Extracted records:
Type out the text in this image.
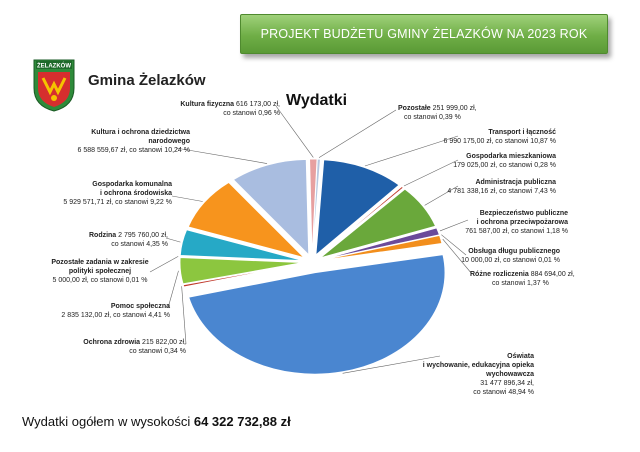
PROJEKT BUDŻETU GMINY ŻELAZKÓW NA 2023 ROK
ŻELAZKÓW
Gmina Żelazków
Wydatki	Pozostałe 251 999,00 zł,
co stanowi 0,39 %
Transport i łączność
6 990 175,00 zł, co stanowi 10,87 %
Gospodarka mieszkaniowa
179 025,00 zł, co stanowi 0,28 %
Administracja publiczna
4 781 338,16 zł, co stanowi 7,43 %
Bezpieczeństwo publiczne
i ochrona przeciwpożarowa
761 587,00 zł, co stanowi 1,18 %
Obsługa długu publicznego
10 000,00 zł, co stanowi 0,01 %
Różne rozliczenia 884 694,00 zł,
co stanowi 1,37 %
Oświata
i wychowanie, edukacyjna opieka
wychowawcza
31 477 896,34 zł,
co stanowi 48,94 %
Ochrona zdrowia 215 822,00 zł,
co stanowi 0,34 %
Pomoc społeczna
2 835 132,00 zł, co stanowi 4,41 %
Pozostałe zadania w zakresie
polityki społecznej
5 000,00 zł, co stanowi 0,01 %
Rodzina 2 795 760,00 zł,
co stanowi 4,35 %
Gospodarka komunalna
i ochrona środowiska
5 929 571,71 zł, co stanowi 9,22 %
Kultura i ochrona dziedzictwa
narodowego
6 588 559,67 zł, co stanowi 10,24 %
Kultura fizyczna 616 173,00 zł,
co stanowi 0,96 %
Wydatki ogółem w wysokości 64 322 732,88 zł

WRITTEN EXERCISE: Reproduce each record from above exactly; pictures do not belong in the copy.

WRITTEN REPLY:
Type out the text in this image.
PROJEKT BUDŻETU GMINY ŻELAZKÓW NA 2023 ROK
ŻELAZKÓW
Gmina Żelazków
Wydatki	Pozostałe 251 999,00 zł,
co stanowi 0,39 %
Transport i łączność
6 990 175,00 zł, co stanowi 10,87 %
Gospodarka mieszkaniowa
179 025,00 zł, co stanowi 0,28 %
Administracja publiczna
4 781 338,16 zł, co stanowi 7,43 %
Bezpieczeństwo publiczne
i ochrona przeciwpożarowa
761 587,00 zł, co stanowi 1,18 %
Obsługa długu publicznego
10 000,00 zł, co stanowi 0,01 %
Różne rozliczenia 884 694,00 zł,
co stanowi 1,37 %
Oświata
i wychowanie, edukacyjna opieka
wychowawcza
31 477 896,34 zł,
co stanowi 48,94 %
Ochrona zdrowia 215 822,00 zł,
co stanowi 0,34 %
Pomoc społeczna
2 835 132,00 zł, co stanowi 4,41 %
Pozostałe zadania w zakresie
polityki społecznej
5 000,00 zł, co stanowi 0,01 %
Rodzina 2 795 760,00 zł,
co stanowi 4,35 %
Gospodarka komunalna
i ochrona środowiska
5 929 571,71 zł, co stanowi 9,22 %
Kultura i ochrona dziedzictwa
narodowego
6 588 559,67 zł, co stanowi 10,24 %
Kultura fizyczna 616 173,00 zł,
co stanowi 0,96 %
Wydatki ogółem w wysokości 64 322 732,88 zł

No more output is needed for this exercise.